▶ Written exercise: Output all lines exactly.

[Dataset records]

[start]

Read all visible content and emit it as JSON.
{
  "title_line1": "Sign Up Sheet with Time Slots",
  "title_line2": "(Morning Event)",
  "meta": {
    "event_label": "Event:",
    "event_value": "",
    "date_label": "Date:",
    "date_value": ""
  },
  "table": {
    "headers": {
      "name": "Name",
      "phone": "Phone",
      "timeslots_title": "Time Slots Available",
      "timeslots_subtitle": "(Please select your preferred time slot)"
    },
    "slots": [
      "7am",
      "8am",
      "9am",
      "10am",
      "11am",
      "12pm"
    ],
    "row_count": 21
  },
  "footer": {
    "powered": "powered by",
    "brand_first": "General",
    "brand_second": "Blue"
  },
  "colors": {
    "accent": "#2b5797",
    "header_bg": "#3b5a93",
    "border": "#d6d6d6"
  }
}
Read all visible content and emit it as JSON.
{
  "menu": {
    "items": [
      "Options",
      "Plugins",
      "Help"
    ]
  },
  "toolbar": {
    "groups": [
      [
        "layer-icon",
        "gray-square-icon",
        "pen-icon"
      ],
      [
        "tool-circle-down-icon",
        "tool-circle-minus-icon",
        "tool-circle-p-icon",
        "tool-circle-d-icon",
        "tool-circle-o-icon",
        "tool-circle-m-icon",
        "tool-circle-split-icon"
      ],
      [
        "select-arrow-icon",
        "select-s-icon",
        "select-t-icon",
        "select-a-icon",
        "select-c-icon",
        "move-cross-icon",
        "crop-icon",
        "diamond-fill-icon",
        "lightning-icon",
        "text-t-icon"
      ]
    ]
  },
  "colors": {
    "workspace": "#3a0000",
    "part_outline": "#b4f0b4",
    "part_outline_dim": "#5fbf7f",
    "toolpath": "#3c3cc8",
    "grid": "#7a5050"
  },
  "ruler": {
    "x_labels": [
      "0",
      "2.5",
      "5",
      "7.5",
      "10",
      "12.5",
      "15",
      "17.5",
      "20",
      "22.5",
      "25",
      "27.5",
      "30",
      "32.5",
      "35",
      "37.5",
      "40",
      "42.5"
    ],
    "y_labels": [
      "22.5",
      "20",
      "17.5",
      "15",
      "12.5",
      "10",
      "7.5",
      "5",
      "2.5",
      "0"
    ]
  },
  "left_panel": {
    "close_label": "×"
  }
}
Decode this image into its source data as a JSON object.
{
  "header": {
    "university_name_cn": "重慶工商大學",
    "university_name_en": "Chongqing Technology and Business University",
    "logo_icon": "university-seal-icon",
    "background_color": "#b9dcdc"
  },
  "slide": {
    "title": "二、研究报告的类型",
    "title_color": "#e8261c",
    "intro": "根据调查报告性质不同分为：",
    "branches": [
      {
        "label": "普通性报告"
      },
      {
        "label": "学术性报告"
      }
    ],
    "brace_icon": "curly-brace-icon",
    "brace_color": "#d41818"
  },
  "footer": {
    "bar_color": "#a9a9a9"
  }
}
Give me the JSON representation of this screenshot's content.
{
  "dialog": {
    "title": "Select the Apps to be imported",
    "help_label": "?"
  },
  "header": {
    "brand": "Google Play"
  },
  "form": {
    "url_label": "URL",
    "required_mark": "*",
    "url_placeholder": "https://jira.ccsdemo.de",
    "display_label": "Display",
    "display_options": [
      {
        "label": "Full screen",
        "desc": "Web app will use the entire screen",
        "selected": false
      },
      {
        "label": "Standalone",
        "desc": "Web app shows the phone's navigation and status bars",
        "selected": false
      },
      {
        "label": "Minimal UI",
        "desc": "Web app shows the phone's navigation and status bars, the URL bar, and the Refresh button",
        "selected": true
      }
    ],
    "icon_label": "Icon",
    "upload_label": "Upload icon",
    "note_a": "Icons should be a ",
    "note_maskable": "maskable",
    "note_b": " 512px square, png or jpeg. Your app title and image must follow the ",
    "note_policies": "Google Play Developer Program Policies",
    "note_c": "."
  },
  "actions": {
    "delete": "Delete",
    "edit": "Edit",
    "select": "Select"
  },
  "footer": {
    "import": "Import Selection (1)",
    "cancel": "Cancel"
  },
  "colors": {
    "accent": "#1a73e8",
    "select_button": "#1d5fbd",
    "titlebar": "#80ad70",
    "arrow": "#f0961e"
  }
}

[end]

▶ Exercise response:
Read all visible content and emit it as JSON.
{
  "title_line1": "Sign Up Sheet with Time Slots",
  "title_line2": "(Morning Event)",
  "meta": {
    "event_label": "Event:",
    "event_value": "",
    "date_label": "Date:",
    "date_value": ""
  },
  "table": {
    "headers": {
      "name": "Name",
      "phone": "Phone",
      "timeslots_title": "Time Slots Available",
      "timeslots_subtitle": "(Please select your preferred time slot)"
    },
    "slots": [
      "7am",
      "8am",
      "9am",
      "10am",
      "11am",
      "12pm"
    ],
    "row_count": 21
  },
  "footer": {
    "powered": "powered by",
    "brand_first": "General",
    "brand_second": "Blue"
  },
  "colors": {
    "accent": "#2b5797",
    "header_bg": "#3b5a93",
    "border": "#d6d6d6"
  }
}
Read all visible content and emit it as JSON.
{
  "menu": {
    "items": [
      "Options",
      "Plugins",
      "Help"
    ]
  },
  "toolbar": {
    "groups": [
      [
        "layer-icon",
        "gray-square-icon",
        "pen-icon"
      ],
      [
        "tool-circle-down-icon",
        "tool-circle-minus-icon",
        "tool-circle-p-icon",
        "tool-circle-d-icon",
        "tool-circle-o-icon",
        "tool-circle-m-icon",
        "tool-circle-split-icon"
      ],
      [
        "select-arrow-icon",
        "select-s-icon",
        "select-t-icon",
        "select-a-icon",
        "select-c-icon",
        "move-cross-icon",
        "crop-icon",
        "diamond-fill-icon",
        "lightning-icon",
        "text-t-icon"
      ]
    ]
  },
  "colors": {
    "workspace": "#3a0000",
    "part_outline": "#b4f0b4",
    "part_outline_dim": "#5fbf7f",
    "toolpath": "#3c3cc8",
    "grid": "#7a5050"
  },
  "ruler": {
    "x_labels": [
      "0",
      "2.5",
      "5",
      "7.5",
      "10",
      "12.5",
      "15",
      "17.5",
      "20",
      "22.5",
      "25",
      "27.5",
      "30",
      "32.5",
      "35",
      "37.5",
      "40",
      "42.5"
    ],
    "y_labels": [
      "22.5",
      "20",
      "17.5",
      "15",
      "12.5",
      "10",
      "7.5",
      "5",
      "2.5",
      "0"
    ]
  },
  "left_panel": {
    "close_label": "×"
  }
}
Decode this image into its source data as a JSON object.
{
  "header": {
    "university_name_cn": "重慶工商大學",
    "university_name_en": "Chongqing Technology and Business University",
    "logo_icon": "university-seal-icon",
    "background_color": "#b9dcdc"
  },
  "slide": {
    "title": "二、研究报告的类型",
    "title_color": "#e8261c",
    "intro": "根据调查报告性质不同分为：",
    "branches": [
      {
        "label": "普通性报告"
      },
      {
        "label": "学术性报告"
      }
    ],
    "brace_icon": "curly-brace-icon",
    "brace_color": "#d41818"
  },
  "footer": {
    "bar_color": "#a9a9a9"
  }
}
Give me the JSON representation of this screenshot's content.
{
  "dialog": {
    "title": "Select the Apps to be imported",
    "help_label": "?"
  },
  "header": {
    "brand": "Google Play"
  },
  "form": {
    "url_label": "URL",
    "required_mark": "*",
    "url_placeholder": "https://jira.ccsdemo.de",
    "display_label": "Display",
    "display_options": [
      {
        "label": "Full screen",
        "desc": "Web app will use the entire screen",
        "selected": false
      },
      {
        "label": "Standalone",
        "desc": "Web app shows the phone's navigation and status bars",
        "selected": false
      },
      {
        "label": "Minimal UI",
        "desc": "Web app shows the phone's navigation and status bars, the URL bar, and the Refresh button",
        "selected": true
      }
    ],
    "icon_label": "Icon",
    "upload_label": "Upload icon",
    "note_a": "Icons should be a ",
    "note_maskable": "maskable",
    "note_b": " 512px square, png or jpeg. Your app title and image must follow the ",
    "note_policies": "Google Play Developer Program Policies",
    "note_c": "."
  },
  "actions": {
    "delete": "Delete",
    "edit": "Edit",
    "select": "Select"
  },
  "footer": {
    "import": "Import Selection (1)",
    "cancel": "Cancel"
  },
  "colors": {
    "accent": "#1a73e8",
    "select_button": "#1d5fbd",
    "titlebar": "#80ad70",
    "arrow": "#f0961e"
  }
}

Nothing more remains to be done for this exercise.